◆ EXERCISE DETAILS ◆
Give the data a second time, exactly and in full.
>> start
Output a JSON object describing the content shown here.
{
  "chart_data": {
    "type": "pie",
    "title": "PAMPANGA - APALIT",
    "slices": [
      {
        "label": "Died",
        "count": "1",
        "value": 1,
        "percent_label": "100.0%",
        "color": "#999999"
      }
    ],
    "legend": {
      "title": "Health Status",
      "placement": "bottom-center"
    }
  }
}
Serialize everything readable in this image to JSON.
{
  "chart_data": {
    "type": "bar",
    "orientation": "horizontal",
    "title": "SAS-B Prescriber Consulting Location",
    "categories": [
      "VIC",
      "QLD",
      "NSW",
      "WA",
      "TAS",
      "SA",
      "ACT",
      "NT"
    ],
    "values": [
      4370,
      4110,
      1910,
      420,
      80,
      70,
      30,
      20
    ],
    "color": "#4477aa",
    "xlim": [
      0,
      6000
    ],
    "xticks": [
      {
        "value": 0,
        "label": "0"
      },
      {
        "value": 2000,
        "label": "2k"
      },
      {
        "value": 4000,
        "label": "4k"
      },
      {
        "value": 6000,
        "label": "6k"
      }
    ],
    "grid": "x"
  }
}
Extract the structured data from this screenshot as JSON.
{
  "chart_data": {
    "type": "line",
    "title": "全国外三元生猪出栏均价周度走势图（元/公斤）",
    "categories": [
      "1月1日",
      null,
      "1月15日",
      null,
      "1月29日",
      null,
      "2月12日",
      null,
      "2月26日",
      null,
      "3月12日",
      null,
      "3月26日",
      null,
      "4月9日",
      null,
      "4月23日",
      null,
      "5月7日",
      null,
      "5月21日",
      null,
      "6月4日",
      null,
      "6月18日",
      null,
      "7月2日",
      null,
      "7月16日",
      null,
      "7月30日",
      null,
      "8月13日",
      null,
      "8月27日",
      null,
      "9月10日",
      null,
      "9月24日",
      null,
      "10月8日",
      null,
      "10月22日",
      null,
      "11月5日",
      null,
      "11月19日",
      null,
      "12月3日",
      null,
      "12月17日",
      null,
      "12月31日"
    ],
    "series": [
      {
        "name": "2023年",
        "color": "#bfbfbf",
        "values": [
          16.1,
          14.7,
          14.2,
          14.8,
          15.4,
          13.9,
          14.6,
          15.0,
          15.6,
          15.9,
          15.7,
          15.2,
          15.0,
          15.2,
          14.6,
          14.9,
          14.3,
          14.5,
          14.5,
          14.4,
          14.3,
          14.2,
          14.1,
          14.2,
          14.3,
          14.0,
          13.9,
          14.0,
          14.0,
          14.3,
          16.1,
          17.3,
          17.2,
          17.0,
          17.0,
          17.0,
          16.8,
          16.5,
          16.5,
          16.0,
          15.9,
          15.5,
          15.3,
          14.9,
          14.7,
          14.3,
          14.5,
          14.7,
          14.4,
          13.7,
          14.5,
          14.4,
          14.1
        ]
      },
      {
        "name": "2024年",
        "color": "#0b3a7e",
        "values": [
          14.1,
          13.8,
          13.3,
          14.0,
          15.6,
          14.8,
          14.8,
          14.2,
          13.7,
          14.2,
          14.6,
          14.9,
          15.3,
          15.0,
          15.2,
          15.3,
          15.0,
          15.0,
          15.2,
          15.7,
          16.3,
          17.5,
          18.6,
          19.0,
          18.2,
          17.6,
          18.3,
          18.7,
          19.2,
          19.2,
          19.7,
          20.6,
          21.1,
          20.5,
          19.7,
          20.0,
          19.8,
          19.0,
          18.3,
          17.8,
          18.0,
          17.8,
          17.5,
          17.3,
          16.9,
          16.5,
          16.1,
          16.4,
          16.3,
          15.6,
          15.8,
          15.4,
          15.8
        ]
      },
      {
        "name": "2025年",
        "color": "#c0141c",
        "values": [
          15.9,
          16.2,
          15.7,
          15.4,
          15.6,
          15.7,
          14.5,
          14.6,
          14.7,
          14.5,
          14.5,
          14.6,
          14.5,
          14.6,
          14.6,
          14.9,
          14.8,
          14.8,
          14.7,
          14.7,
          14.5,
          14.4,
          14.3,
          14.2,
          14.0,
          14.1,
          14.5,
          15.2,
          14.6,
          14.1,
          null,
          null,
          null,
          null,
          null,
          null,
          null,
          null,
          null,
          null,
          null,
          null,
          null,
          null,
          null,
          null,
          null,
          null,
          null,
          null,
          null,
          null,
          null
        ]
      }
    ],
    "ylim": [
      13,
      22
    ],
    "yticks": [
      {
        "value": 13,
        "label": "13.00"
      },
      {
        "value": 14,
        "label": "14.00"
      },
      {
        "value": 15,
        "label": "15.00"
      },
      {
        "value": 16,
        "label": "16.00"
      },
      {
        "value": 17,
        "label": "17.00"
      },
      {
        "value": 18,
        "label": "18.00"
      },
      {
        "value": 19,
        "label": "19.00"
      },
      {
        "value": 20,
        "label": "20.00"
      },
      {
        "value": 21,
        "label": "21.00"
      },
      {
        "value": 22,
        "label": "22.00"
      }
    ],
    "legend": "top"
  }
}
>> end
◆ OUTPUT FOR THIS EXERCISE ◆
Output a JSON object describing the content shown here.
{
  "chart_data": {
    "type": "pie",
    "title": "PAMPANGA - APALIT",
    "slices": [
      {
        "label": "Died",
        "count": "1",
        "value": 1,
        "percent_label": "100.0%",
        "color": "#999999"
      }
    ],
    "legend": {
      "title": "Health Status",
      "placement": "bottom-center"
    }
  }
}
Serialize everything readable in this image to JSON.
{
  "chart_data": {
    "type": "bar",
    "orientation": "horizontal",
    "title": "SAS-B Prescriber Consulting Location",
    "categories": [
      "VIC",
      "QLD",
      "NSW",
      "WA",
      "TAS",
      "SA",
      "ACT",
      "NT"
    ],
    "values": [
      4370,
      4110,
      1910,
      420,
      80,
      70,
      30,
      20
    ],
    "color": "#4477aa",
    "xlim": [
      0,
      6000
    ],
    "xticks": [
      {
        "value": 0,
        "label": "0"
      },
      {
        "value": 2000,
        "label": "2k"
      },
      {
        "value": 4000,
        "label": "4k"
      },
      {
        "value": 6000,
        "label": "6k"
      }
    ],
    "grid": "x"
  }
}
Extract the structured data from this screenshot as JSON.
{
  "chart_data": {
    "type": "line",
    "title": "全国外三元生猪出栏均价周度走势图（元/公斤）",
    "categories": [
      "1月1日",
      null,
      "1月15日",
      null,
      "1月29日",
      null,
      "2月12日",
      null,
      "2月26日",
      null,
      "3月12日",
      null,
      "3月26日",
      null,
      "4月9日",
      null,
      "4月23日",
      null,
      "5月7日",
      null,
      "5月21日",
      null,
      "6月4日",
      null,
      "6月18日",
      null,
      "7月2日",
      null,
      "7月16日",
      null,
      "7月30日",
      null,
      "8月13日",
      null,
      "8月27日",
      null,
      "9月10日",
      null,
      "9月24日",
      null,
      "10月8日",
      null,
      "10月22日",
      null,
      "11月5日",
      null,
      "11月19日",
      null,
      "12月3日",
      null,
      "12月17日",
      null,
      "12月31日"
    ],
    "series": [
      {
        "name": "2023年",
        "color": "#bfbfbf",
        "values": [
          16.1,
          14.7,
          14.2,
          14.8,
          15.4,
          13.9,
          14.6,
          15.0,
          15.6,
          15.9,
          15.7,
          15.2,
          15.0,
          15.2,
          14.6,
          14.9,
          14.3,
          14.5,
          14.5,
          14.4,
          14.3,
          14.2,
          14.1,
          14.2,
          14.3,
          14.0,
          13.9,
          14.0,
          14.0,
          14.3,
          16.1,
          17.3,
          17.2,
          17.0,
          17.0,
          17.0,
          16.8,
          16.5,
          16.5,
          16.0,
          15.9,
          15.5,
          15.3,
          14.9,
          14.7,
          14.3,
          14.5,
          14.7,
          14.4,
          13.7,
          14.5,
          14.4,
          14.1
        ]
      },
      {
        "name": "2024年",
        "color": "#0b3a7e",
        "values": [
          14.1,
          13.8,
          13.3,
          14.0,
          15.6,
          14.8,
          14.8,
          14.2,
          13.7,
          14.2,
          14.6,
          14.9,
          15.3,
          15.0,
          15.2,
          15.3,
          15.0,
          15.0,
          15.2,
          15.7,
          16.3,
          17.5,
          18.6,
          19.0,
          18.2,
          17.6,
          18.3,
          18.7,
          19.2,
          19.2,
          19.7,
          20.6,
          21.1,
          20.5,
          19.7,
          20.0,
          19.8,
          19.0,
          18.3,
          17.8,
          18.0,
          17.8,
          17.5,
          17.3,
          16.9,
          16.5,
          16.1,
          16.4,
          16.3,
          15.6,
          15.8,
          15.4,
          15.8
        ]
      },
      {
        "name": "2025年",
        "color": "#c0141c",
        "values": [
          15.9,
          16.2,
          15.7,
          15.4,
          15.6,
          15.7,
          14.5,
          14.6,
          14.7,
          14.5,
          14.5,
          14.6,
          14.5,
          14.6,
          14.6,
          14.9,
          14.8,
          14.8,
          14.7,
          14.7,
          14.5,
          14.4,
          14.3,
          14.2,
          14.0,
          14.1,
          14.5,
          15.2,
          14.6,
          14.1,
          null,
          null,
          null,
          null,
          null,
          null,
          null,
          null,
          null,
          null,
          null,
          null,
          null,
          null,
          null,
          null,
          null,
          null,
          null,
          null,
          null,
          null,
          null
        ]
      }
    ],
    "ylim": [
      13,
      22
    ],
    "yticks": [
      {
        "value": 13,
        "label": "13.00"
      },
      {
        "value": 14,
        "label": "14.00"
      },
      {
        "value": 15,
        "label": "15.00"
      },
      {
        "value": 16,
        "label": "16.00"
      },
      {
        "value": 17,
        "label": "17.00"
      },
      {
        "value": 18,
        "label": "18.00"
      },
      {
        "value": 19,
        "label": "19.00"
      },
      {
        "value": 20,
        "label": "20.00"
      },
      {
        "value": 21,
        "label": "21.00"
      },
      {
        "value": 22,
        "label": "22.00"
      }
    ],
    "legend": "top"
  }
}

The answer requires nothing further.